図6から、濃度比の合計値ΣD/Cが1.0を下回るためには、試験体(つまり遮蔽体110を形成する木材等)の材料密度が小さいほど遮蔽体110の部材厚を大きくする必要があり、逆に試験体の材料密度が大きいほど遮蔽体110の部材厚を小さくすることができることが分かる。また図7から、濃度比の合計値ΣD/Cが1.0を下回るためには、遮蔽体110の部材厚が小さいほど材料密度が大きい試験体を選択する必要があり、逆に遮蔽体110の部材厚が大きいほど材料密度が小さい試験体を選択することができることが分かる。なお図7によれば、部材厚tが5cmの試験体は、いずれの材料密度dを採用しても濃度比の合計値ΣD/Cが1.0を下回ることはできない。
以上説明したシミュレーション解析から、遮蔽体110を形成する木材等の材料密度が大きいほど遮蔽体110の部材厚は小さく設定され、材料密度が小さいほど遮蔽体110の部材厚は大きく設定される。換言すれば、材料密度が大きい木材等を採用する場合は部材厚が小さい遮蔽体110を設置し、逆に材料密度が小さい木材等を採用する場合は部材厚が大きい遮蔽体110を設置するわけである。
本願発明の放射化抑制構造100は、木材に含まれる炭素が有する中性子の遮蔽特性を活かし、例えばコンクリート壁体CWの放射化を抑制することを一つの特徴としている。すなわち放射化抑制構造100は、木材に含まれる水分(特に水素)に期待することなく、放射化を抑制することができる。さらに言い換えれば、木材に含まれる水分量の変動を許容したうえで放射化を抑制することができるわけである。

## 元の資料
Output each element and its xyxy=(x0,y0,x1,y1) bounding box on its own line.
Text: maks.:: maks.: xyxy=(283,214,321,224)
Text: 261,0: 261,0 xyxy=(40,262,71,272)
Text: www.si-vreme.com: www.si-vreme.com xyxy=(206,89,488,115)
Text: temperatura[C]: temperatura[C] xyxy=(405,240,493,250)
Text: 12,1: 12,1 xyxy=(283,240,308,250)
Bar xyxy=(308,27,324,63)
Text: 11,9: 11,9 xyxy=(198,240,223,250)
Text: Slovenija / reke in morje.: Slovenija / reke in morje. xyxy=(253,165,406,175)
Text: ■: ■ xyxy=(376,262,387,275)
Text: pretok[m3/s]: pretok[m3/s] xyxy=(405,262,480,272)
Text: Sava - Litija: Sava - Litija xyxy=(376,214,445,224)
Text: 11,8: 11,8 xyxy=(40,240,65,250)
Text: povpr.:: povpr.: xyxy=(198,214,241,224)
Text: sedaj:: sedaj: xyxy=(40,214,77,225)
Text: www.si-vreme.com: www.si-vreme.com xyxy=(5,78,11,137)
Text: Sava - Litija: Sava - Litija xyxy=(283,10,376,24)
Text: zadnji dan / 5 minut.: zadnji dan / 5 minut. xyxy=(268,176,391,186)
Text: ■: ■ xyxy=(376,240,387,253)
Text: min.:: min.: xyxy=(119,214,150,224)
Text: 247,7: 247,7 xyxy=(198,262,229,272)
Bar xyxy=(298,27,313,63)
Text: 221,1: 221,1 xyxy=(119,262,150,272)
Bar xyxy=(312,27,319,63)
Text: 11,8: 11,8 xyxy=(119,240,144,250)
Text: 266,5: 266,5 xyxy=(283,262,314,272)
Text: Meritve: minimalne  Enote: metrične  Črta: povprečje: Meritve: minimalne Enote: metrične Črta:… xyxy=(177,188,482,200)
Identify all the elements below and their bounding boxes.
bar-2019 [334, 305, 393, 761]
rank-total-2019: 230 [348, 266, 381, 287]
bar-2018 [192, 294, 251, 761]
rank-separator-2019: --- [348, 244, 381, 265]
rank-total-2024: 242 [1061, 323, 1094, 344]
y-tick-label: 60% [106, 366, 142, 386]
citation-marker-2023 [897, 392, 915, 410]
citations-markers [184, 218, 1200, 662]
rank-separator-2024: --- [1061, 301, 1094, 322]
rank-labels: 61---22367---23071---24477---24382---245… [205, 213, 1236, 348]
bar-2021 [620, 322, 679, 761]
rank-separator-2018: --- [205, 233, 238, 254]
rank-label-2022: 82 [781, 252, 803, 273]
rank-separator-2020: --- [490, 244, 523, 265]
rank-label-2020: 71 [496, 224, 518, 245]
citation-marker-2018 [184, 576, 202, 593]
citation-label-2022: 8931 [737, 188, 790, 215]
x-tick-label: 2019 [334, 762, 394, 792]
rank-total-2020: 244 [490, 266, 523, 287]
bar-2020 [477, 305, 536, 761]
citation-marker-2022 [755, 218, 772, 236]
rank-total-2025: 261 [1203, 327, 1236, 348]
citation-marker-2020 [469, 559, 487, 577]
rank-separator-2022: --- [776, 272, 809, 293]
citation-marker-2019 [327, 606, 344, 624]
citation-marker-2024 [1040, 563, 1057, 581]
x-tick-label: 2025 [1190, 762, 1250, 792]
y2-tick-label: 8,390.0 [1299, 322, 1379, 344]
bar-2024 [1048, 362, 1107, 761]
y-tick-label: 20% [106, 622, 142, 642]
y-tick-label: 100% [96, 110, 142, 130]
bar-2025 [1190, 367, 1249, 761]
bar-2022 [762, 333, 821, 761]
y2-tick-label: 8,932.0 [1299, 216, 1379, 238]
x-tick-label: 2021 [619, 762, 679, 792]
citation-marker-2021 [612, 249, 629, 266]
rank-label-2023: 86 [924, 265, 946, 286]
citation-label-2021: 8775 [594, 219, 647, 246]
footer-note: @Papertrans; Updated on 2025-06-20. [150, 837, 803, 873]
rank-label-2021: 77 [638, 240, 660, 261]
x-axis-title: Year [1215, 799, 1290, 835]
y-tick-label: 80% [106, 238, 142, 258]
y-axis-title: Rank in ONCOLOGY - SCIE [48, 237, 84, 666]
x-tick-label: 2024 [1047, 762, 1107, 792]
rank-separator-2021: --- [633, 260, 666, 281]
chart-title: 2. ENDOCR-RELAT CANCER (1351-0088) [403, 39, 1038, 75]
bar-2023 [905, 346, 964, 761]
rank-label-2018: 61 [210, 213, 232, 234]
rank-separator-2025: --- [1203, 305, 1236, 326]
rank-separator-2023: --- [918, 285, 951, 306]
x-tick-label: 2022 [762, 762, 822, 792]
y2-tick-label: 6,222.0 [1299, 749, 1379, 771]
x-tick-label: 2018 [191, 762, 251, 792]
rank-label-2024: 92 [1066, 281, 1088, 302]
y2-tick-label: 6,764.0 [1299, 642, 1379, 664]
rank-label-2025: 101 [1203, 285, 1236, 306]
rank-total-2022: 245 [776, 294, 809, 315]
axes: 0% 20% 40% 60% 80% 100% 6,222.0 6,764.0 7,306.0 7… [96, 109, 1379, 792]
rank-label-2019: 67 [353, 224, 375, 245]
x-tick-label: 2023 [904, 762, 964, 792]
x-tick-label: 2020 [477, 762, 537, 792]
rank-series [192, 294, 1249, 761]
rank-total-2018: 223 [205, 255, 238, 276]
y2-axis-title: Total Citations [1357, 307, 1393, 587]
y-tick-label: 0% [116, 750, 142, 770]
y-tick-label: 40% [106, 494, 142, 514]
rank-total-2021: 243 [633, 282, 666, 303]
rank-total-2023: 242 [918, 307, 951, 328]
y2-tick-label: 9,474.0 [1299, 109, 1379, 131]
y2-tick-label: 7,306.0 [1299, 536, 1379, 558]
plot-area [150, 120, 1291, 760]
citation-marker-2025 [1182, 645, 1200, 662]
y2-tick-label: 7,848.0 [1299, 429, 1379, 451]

## やること
木材による放射化抑制を扱った本文から、「図6から、濃度比の合計値ΣD」から「110を設置するわけである。」までを、両端の語句も含めて一字も変えずに書き写す。 資料は本文の内容とは関係がない。

## この課題の解答
図6から、濃度比の合計値ΣD/Cが1.0を下回るためには、試験体(つまり遮蔽体110を形成する木材等)の材料密度が小さいほど遮蔽体110の部材厚を大きくする必要があり、逆に試験体の材料密度が大きいほど遮蔽体110の部材厚を小さくすることができることが分かる。また図7から、濃度比の合計値ΣD/Cが1.0を下回るためには、遮蔽体110の部材厚が小さいほど材料密度が大きい試験体を選択する必要があり、逆に遮蔽体110の部材厚が大きいほど材料密度が小さい試験体を選択することができることが分かる。なお図7によれば、部材厚tが5cmの試験体は、いずれの材料密度dを採用しても濃度比の合計値ΣD/Cが1.0を下回ることはできない。
以上説明したシミュレーション解析から、遮蔽体110を形成する木材等の材料密度が大きいほど遮蔽体110の部材厚は小さく設定され、材料密度が小さいほど遮蔽体110の部材厚は大きく設定される。換言すれば、材料密度が大きい木材等を採用する場合は部材厚が小さい遮蔽体110を設置し、逆に材料密度が小さい木材等を採用する場合は部材厚が大きい遮蔽体110を設置するわけである。